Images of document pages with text
# # # #
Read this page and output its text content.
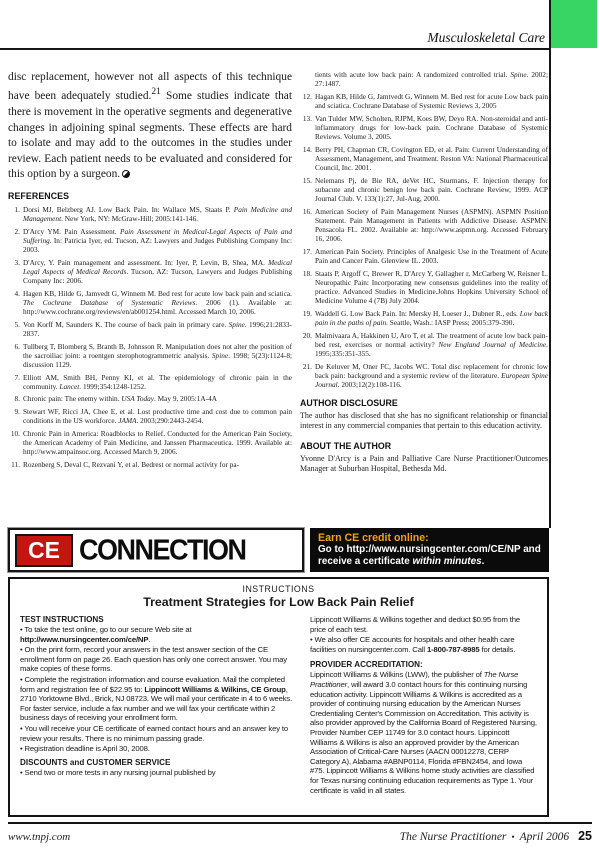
Musculoskeletal Care

disc replacement, however not all aspects of this technique have been adequately studied.$^{21}$ Some studies indicate that there is movement in the operative segments and degenerative changes in adjoining spinal segments. These effects are hard to isolate and may add to the outcomes in the studies under review. Each patient needs to be evaluated and considered for this option by a surgeon.

REFERENCES
1. Dorsi MJ, Belzberg AJ. Low Back Pain. In: Wallace MS, Staats P. Pain Medicine and Management. New York, NY: McGraw-Hill; 2005:141-146.
2. D'Arcy YM. Pain Assessment. Pain Assessment in Medical-Legal Aspects of Pain and Suffering. In: Patricia Iyer, ed. Tucson, AZ: Lawyers and Judges Publishing Company Inc: 2003.
3. D'Arcy, Y. Pain management and assessment. In: Iyer, P, Levin, B, Shea, MA. Medical Legal Aspects of Medical Records. Tucson, AZ: Tucson, Lawyers and Judges Publishing Company Inc: 2006.
4. Hagen KB, Hilde G, Jamvedt G, Winnem M. Bed rest for acute low back pain and sciatica. The Cochrane Database of Systematic Reviews. 2006 (1). Available at: http://www.cochrane.org/reviews/en/ab001254.html. Accessed March 10, 2006.
5. Von Korff M, Saunders K. The course of back pain in primary care. Spine. 1996;21:2833-2837.
6. Tullberg T, Blomberg S, Branth B, Johnsson R. Manipulation does not alter the position of the sacroiliac joint: a roentgen sterophotogrammetric analysis. Spine. 1998; 5(23):1124-8; discussion 1129.
7. Elliott AM, Smith BH, Penny KI, et al. The epidemiology of chronic pain in the community. Lancet. 1999;354:1248-1252.
8. Chronic pain: The enemy within. USA Today. May 9, 2005:1A-4A
9. Stewart WF, Ricci JA, Chee E, et al. Lost productive time and cost due to common pain conditions in the US workforce. JAMA. 2003;290:2443-2454.
10. Chronic Pain in America: Roadblocks to Relief. Conducted for the American Pain Society, the American Academy of Pain Medicine, and Janssen Pharmaceutica. 1999. Available at: http://www.ampainsoc.org. Accessed March 9, 2006.
11. Rozenberg S, Deval C, Rezvani Y, et al. Bedrest or normal activity for pa-

tients with acute low back pain: A randomized controlled trial. Spine. 2002; 27:1487.

12. Hagan KB, Hilde G, Jamtvedt G, Winnem M. Bed rest for acute Low back pain and sciatica. Cochrane Database of Systemic Reviews 3, 2005
13. Van Tulder MW, Scholten, RJPM, Koes BW, Deyo RA. Non-steroidal and anti-inflammatory drugs for low-back pain. Cochrane Database of Systemic Reviews. Volume 3, 2005.
14. Berry PH, Chapman CR, Covington ED, et al. Pain: Current Understanding of Assessment, Management, and Treatment. Reston VA: National Pharmaceutical Council, Inc. 2001.
15. Nelemans Pj, de Bie RA, deVet HC, Sturmans, F. Injection therapy for subacute and chronic benign low back pain. Cochrane Review, 1999. ACP Journal Club. V. 133(1):27, Jul-Aug, 2000.
16. American Society of Pain Management Nurses (ASPMN). ASPMN Position Statement. Pain Management in Patients with Addictive Disease. ASPMN: Pensacola FL. 2002. Available at: http://www.aspmn.org. Accessed February 16, 2006.
17. American Pain Society. Principles of Analgesic Use in the Treatment of Acute Pain and Cancer Pain. Glenview IL. 2003.
18. Staats P, Argoff C, Brewer R, D'Arcy Y, Gallagher r, McCarberg W, Reisner L. Neuropathic Pain: Incorporating new consensus guidelines into the reality of practice. Advanced Studies in Medicine.Johns Hopkins University School of Medicine Volume 4 (7B) July 2004.
19. Waddell G. Low Back Pain. In: Mersky H, Loeser J., Dubner R., eds. Low back pain in the paths of pain. Seattle, Wash.: IASP Press; 2005:379-390.
20. Malmivaara A, Hakkinen U, Aro T, et al. The treatment of acute low back pain-bed rest, exercises or normal activity? New England Journal of Medicine. 1995;335:351-355.
21. De Keluver M, Oner FC, Jacobs WC. Total disc replacement for chronic low back pain: background and a systemic review of the literature. European Spine Journal. 2003;12(2):108-116.
AUTHOR DISCLOSURE

The author has disclosed that she has no significant relationship or financial interest in any commercial companies that pertain to this education activity.

ABOUT THE AUTHOR

Yvonne D'Arcy is a Pain and Palliative Care Nurse Practitioner/Outcomes Manager at Suburban Hospital, Bethesda Md.

CE CONNECTION	Earn CE credit online:
Go to http://www.nursingcenter.com/CE/NP and
receive a certificate within minutes.
INSTRUCTIONS
Treatment Strategies for Low Back Pain Relief
TEST INSTRUCTIONS

• To take the test online, go to our secure Web site at http://www.nursingcenter.com/ce/NP.

• On the print form, record your answers in the test answer section of the CE enrollment form on page 26. Each question has only one correct answer. You may make copies of these forms.

• Complete the registration information and course evaluation. Mail the completed form and registration fee of $22.95 to: Lippincott Williams & Wilkins, CE Group, 2710 Yorktowne Blvd., Brick, NJ 08723. We will mail your certificate in 4 to 6 weeks. For faster service, include a fax number and we will fax your certificate within 2 business days of receiving your enrollment form.

• You will receive your CE certificate of earned contact hours and an answer key to review your results. There is no minimum passing grade.

• Registration deadline is April 30, 2008.

DISCOUNTS and CUSTOMER SERVICE

• Send two or more tests in any nursing journal published by

Lippincott Williams & Wilkins together and deduct $0.95 from the price of each test.

• We also offer CE accounts for hospitals and other health care facilities on nursingcenter.com. Call 1-800-787-8985 for details.

PROVIDER ACCREDITATION:

Lippincott Williams & Wilkins (LWW), the publisher of The Nurse Practitioner, will award 3.0 contact hours for this continuing nursing education activity. Lippincott Williams & Wilkins is accredited as a provider of continuing nursing education by the American Nurses Credentialing Center's Commission on Accreditation. This activity is also provider approved by the California Board of Registered Nursing, Provider Number CEP 11749 for 3.0 contact hours. Lippincott Williams & Wilkins is also an approved provider by the American Association of Critical-Care Nurses (AACN 00012278, CERP Category A), Alabama #ABNP0114, Florida #FBN2454, and Iowa #75. Lippincott Williams & Wilkins home study activities are classified for Texas nursing continuing education requirements as Type 1. Your certificate is valid in all states.

www.tnpj.com	The Nurse Practitioner • April 2006 25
# # # #
**What is required**
Work out how many lines in the records contain the word "Relief", and give that number by itself.

**Result of the exercise**
2